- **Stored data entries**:
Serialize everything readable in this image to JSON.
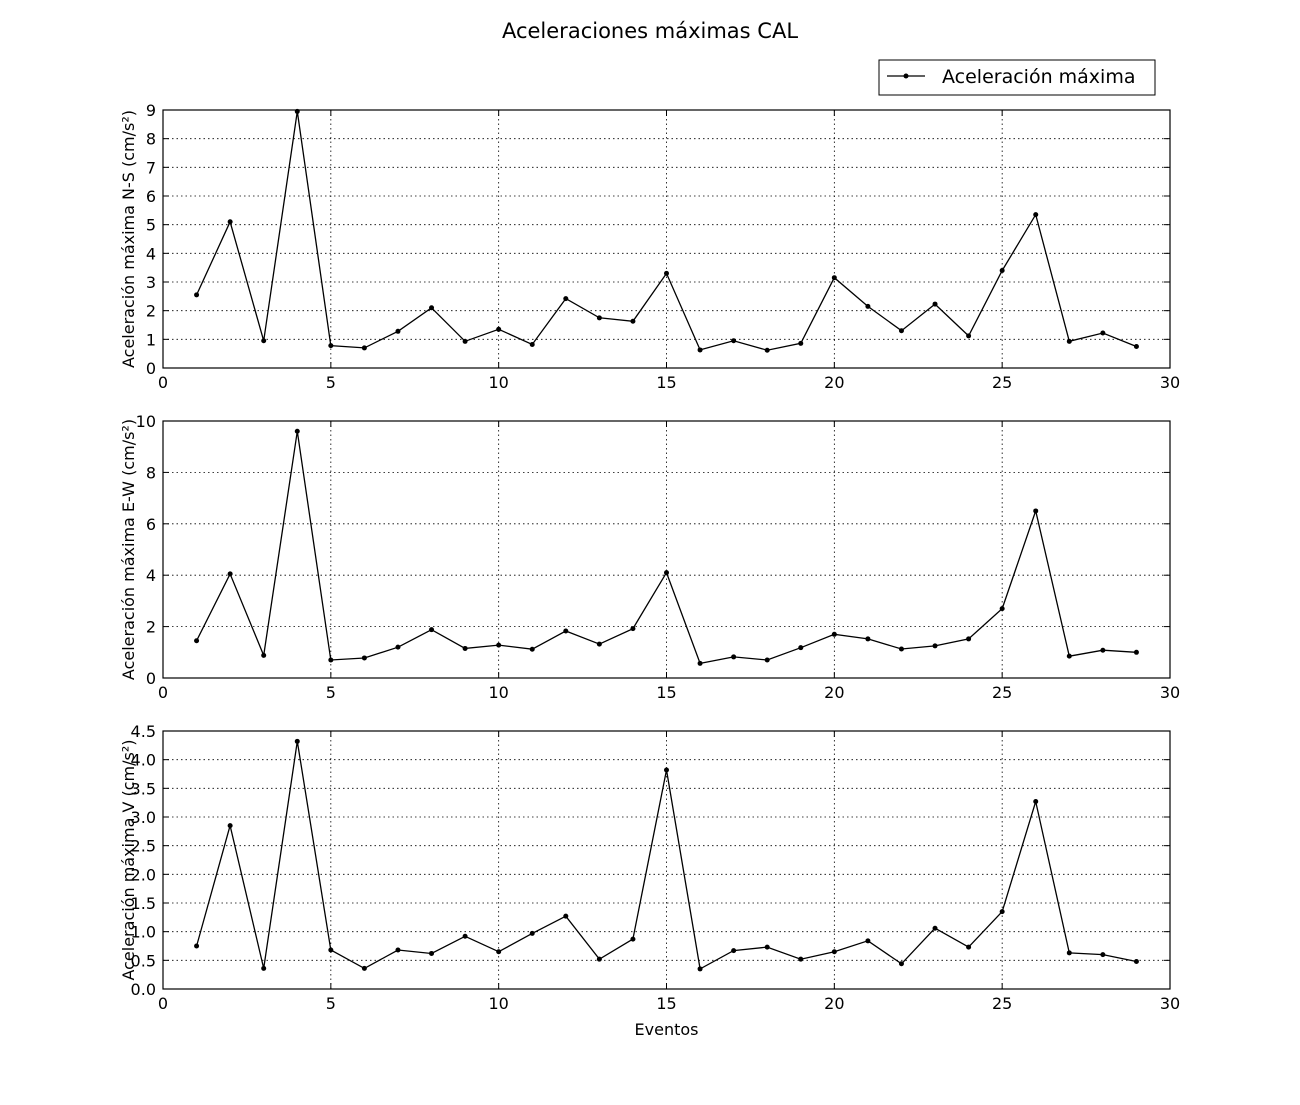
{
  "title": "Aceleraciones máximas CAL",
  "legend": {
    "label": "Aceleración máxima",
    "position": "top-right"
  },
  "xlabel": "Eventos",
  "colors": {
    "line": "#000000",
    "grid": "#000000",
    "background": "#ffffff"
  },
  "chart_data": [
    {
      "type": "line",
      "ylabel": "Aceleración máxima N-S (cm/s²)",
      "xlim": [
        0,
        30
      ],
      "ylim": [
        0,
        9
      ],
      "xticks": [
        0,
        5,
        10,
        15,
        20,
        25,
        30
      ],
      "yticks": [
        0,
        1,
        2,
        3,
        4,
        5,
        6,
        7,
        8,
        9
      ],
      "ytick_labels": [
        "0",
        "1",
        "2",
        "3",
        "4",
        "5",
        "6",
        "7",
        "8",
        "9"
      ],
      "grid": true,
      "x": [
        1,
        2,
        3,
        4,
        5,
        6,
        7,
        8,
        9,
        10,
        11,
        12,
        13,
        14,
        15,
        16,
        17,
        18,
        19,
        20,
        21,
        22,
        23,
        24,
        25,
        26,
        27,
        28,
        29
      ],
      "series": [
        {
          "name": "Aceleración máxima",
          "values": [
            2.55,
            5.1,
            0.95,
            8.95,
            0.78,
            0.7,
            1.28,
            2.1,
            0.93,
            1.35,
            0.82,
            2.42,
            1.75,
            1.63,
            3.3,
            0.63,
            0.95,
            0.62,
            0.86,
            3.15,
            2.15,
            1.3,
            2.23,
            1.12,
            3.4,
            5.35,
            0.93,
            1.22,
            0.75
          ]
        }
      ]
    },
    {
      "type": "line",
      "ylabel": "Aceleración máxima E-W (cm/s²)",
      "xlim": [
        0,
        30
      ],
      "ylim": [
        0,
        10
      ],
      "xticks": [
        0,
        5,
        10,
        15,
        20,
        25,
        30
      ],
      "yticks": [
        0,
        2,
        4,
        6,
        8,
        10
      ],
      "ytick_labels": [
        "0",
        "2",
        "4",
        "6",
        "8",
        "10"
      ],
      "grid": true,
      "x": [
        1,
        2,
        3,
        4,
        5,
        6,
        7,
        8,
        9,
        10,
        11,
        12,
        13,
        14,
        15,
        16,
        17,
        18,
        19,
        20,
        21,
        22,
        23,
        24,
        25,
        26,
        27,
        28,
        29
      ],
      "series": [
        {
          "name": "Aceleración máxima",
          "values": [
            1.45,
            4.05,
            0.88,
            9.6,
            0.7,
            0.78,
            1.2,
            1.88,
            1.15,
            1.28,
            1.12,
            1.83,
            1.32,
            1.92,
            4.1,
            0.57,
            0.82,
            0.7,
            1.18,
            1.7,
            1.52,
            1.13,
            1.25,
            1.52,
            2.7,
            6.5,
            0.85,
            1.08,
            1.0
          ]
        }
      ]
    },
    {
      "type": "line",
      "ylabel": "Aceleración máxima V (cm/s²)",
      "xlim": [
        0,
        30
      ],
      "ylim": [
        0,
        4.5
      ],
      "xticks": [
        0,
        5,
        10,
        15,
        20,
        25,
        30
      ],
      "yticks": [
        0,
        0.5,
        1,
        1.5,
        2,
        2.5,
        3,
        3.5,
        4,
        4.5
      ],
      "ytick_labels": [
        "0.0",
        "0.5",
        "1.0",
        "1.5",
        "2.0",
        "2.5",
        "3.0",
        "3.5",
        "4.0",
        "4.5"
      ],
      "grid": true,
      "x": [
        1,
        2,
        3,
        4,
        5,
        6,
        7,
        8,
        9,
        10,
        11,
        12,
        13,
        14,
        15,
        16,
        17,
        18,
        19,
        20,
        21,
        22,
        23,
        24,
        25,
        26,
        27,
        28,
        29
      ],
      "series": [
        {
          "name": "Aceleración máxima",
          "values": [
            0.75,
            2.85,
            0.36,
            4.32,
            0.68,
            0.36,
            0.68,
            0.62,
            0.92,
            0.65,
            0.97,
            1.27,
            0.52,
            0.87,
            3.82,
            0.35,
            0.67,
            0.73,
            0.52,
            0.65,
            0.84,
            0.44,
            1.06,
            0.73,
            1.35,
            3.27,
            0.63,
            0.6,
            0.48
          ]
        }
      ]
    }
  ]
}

- **Given exercise**: Give every record back exactly as it reads, with no images.

- **Result of the exercise**:
Serialize everything readable in this image to JSON.
{
  "title": "Aceleraciones máximas CAL",
  "legend": {
    "label": "Aceleración máxima",
    "position": "top-right"
  },
  "xlabel": "Eventos",
  "colors": {
    "line": "#000000",
    "grid": "#000000",
    "background": "#ffffff"
  },
  "chart_data": [
    {
      "type": "line",
      "ylabel": "Aceleración máxima N-S (cm/s²)",
      "xlim": [
        0,
        30
      ],
      "ylim": [
        0,
        9
      ],
      "xticks": [
        0,
        5,
        10,
        15,
        20,
        25,
        30
      ],
      "yticks": [
        0,
        1,
        2,
        3,
        4,
        5,
        6,
        7,
        8,
        9
      ],
      "ytick_labels": [
        "0",
        "1",
        "2",
        "3",
        "4",
        "5",
        "6",
        "7",
        "8",
        "9"
      ],
      "grid": true,
      "x": [
        1,
        2,
        3,
        4,
        5,
        6,
        7,
        8,
        9,
        10,
        11,
        12,
        13,
        14,
        15,
        16,
        17,
        18,
        19,
        20,
        21,
        22,
        23,
        24,
        25,
        26,
        27,
        28,
        29
      ],
      "series": [
        {
          "name": "Aceleración máxima",
          "values": [
            2.55,
            5.1,
            0.95,
            8.95,
            0.78,
            0.7,
            1.28,
            2.1,
            0.93,
            1.35,
            0.82,
            2.42,
            1.75,
            1.63,
            3.3,
            0.63,
            0.95,
            0.62,
            0.86,
            3.15,
            2.15,
            1.3,
            2.23,
            1.12,
            3.4,
            5.35,
            0.93,
            1.22,
            0.75
          ]
        }
      ]
    },
    {
      "type": "line",
      "ylabel": "Aceleración máxima E-W (cm/s²)",
      "xlim": [
        0,
        30
      ],
      "ylim": [
        0,
        10
      ],
      "xticks": [
        0,
        5,
        10,
        15,
        20,
        25,
        30
      ],
      "yticks": [
        0,
        2,
        4,
        6,
        8,
        10
      ],
      "ytick_labels": [
        "0",
        "2",
        "4",
        "6",
        "8",
        "10"
      ],
      "grid": true,
      "x": [
        1,
        2,
        3,
        4,
        5,
        6,
        7,
        8,
        9,
        10,
        11,
        12,
        13,
        14,
        15,
        16,
        17,
        18,
        19,
        20,
        21,
        22,
        23,
        24,
        25,
        26,
        27,
        28,
        29
      ],
      "series": [
        {
          "name": "Aceleración máxima",
          "values": [
            1.45,
            4.05,
            0.88,
            9.6,
            0.7,
            0.78,
            1.2,
            1.88,
            1.15,
            1.28,
            1.12,
            1.83,
            1.32,
            1.92,
            4.1,
            0.57,
            0.82,
            0.7,
            1.18,
            1.7,
            1.52,
            1.13,
            1.25,
            1.52,
            2.7,
            6.5,
            0.85,
            1.08,
            1.0
          ]
        }
      ]
    },
    {
      "type": "line",
      "ylabel": "Aceleración máxima V (cm/s²)",
      "xlim": [
        0,
        30
      ],
      "ylim": [
        0,
        4.5
      ],
      "xticks": [
        0,
        5,
        10,
        15,
        20,
        25,
        30
      ],
      "yticks": [
        0,
        0.5,
        1,
        1.5,
        2,
        2.5,
        3,
        3.5,
        4,
        4.5
      ],
      "ytick_labels": [
        "0.0",
        "0.5",
        "1.0",
        "1.5",
        "2.0",
        "2.5",
        "3.0",
        "3.5",
        "4.0",
        "4.5"
      ],
      "grid": true,
      "x": [
        1,
        2,
        3,
        4,
        5,
        6,
        7,
        8,
        9,
        10,
        11,
        12,
        13,
        14,
        15,
        16,
        17,
        18,
        19,
        20,
        21,
        22,
        23,
        24,
        25,
        26,
        27,
        28,
        29
      ],
      "series": [
        {
          "name": "Aceleración máxima",
          "values": [
            0.75,
            2.85,
            0.36,
            4.32,
            0.68,
            0.36,
            0.68,
            0.62,
            0.92,
            0.65,
            0.97,
            1.27,
            0.52,
            0.87,
            3.82,
            0.35,
            0.67,
            0.73,
            0.52,
            0.65,
            0.84,
            0.44,
            1.06,
            0.73,
            1.35,
            3.27,
            0.63,
            0.6,
            0.48
          ]
        }
      ]
    }
  ]
}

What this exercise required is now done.